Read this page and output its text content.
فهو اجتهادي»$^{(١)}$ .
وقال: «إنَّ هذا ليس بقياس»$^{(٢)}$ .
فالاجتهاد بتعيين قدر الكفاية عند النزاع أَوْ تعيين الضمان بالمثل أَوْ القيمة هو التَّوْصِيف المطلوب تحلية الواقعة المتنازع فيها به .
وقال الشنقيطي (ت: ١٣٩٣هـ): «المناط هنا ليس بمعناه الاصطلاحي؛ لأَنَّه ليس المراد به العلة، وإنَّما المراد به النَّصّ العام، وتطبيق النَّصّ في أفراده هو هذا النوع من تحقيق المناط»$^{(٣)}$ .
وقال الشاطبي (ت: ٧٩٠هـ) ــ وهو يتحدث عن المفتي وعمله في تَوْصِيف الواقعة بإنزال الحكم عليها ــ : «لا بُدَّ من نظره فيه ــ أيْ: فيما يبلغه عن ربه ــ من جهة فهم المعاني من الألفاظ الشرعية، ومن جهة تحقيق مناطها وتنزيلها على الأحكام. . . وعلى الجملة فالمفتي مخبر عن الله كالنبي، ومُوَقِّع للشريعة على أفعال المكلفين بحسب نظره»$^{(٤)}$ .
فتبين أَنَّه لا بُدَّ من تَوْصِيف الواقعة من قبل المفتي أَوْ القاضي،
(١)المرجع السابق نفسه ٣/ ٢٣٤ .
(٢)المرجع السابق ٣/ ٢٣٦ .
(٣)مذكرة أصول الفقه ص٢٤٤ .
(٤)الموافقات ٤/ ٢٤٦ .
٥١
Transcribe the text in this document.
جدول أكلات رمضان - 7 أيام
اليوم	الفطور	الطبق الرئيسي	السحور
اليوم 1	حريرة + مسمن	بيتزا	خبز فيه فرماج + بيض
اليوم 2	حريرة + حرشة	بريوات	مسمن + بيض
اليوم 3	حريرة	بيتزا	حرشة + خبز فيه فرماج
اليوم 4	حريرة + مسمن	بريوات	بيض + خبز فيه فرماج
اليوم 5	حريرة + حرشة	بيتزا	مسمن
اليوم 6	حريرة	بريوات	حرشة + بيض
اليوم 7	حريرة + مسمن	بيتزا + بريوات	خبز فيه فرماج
:::
▶ Your task
Without changing a word, restate the whole listing.

▶ Task response
Read this page and output its text content.
فهو اجتهادي»$^{(١)}$ .
وقال: «إنَّ هذا ليس بقياس»$^{(٢)}$ .
فالاجتهاد بتعيين قدر الكفاية عند النزاع أَوْ تعيين الضمان بالمثل أَوْ القيمة هو التَّوْصِيف المطلوب تحلية الواقعة المتنازع فيها به .
وقال الشنقيطي (ت: ١٣٩٣هـ): «المناط هنا ليس بمعناه الاصطلاحي؛ لأَنَّه ليس المراد به العلة، وإنَّما المراد به النَّصّ العام، وتطبيق النَّصّ في أفراده هو هذا النوع من تحقيق المناط»$^{(٣)}$ .
وقال الشاطبي (ت: ٧٩٠هـ) ــ وهو يتحدث عن المفتي وعمله في تَوْصِيف الواقعة بإنزال الحكم عليها ــ : «لا بُدَّ من نظره فيه ــ أيْ: فيما يبلغه عن ربه ــ من جهة فهم المعاني من الألفاظ الشرعية، ومن جهة تحقيق مناطها وتنزيلها على الأحكام. . . وعلى الجملة فالمفتي مخبر عن الله كالنبي، ومُوَقِّع للشريعة على أفعال المكلفين بحسب نظره»$^{(٤)}$ .
فتبين أَنَّه لا بُدَّ من تَوْصِيف الواقعة من قبل المفتي أَوْ القاضي،
(١)المرجع السابق نفسه ٣/ ٢٣٤ .
(٢)المرجع السابق ٣/ ٢٣٦ .
(٣)مذكرة أصول الفقه ص٢٤٤ .
(٤)الموافقات ٤/ ٢٤٦ .
٥١
Transcribe the text in this document.
جدول أكلات رمضان - 7 أيام
اليوم	الفطور	الطبق الرئيسي	السحور
اليوم 1	حريرة + مسمن	بيتزا	خبز فيه فرماج + بيض
اليوم 2	حريرة + حرشة	بريوات	مسمن + بيض
اليوم 3	حريرة	بيتزا	حرشة + خبز فيه فرماج
اليوم 4	حريرة + مسمن	بريوات	بيض + خبز فيه فرماج
اليوم 5	حريرة + حرشة	بيتزا	مسمن
اليوم 6	حريرة	بريوات	حرشة + بيض
اليوم 7	حريرة + مسمن	بيتزا + بريوات	خبز فيه فرماج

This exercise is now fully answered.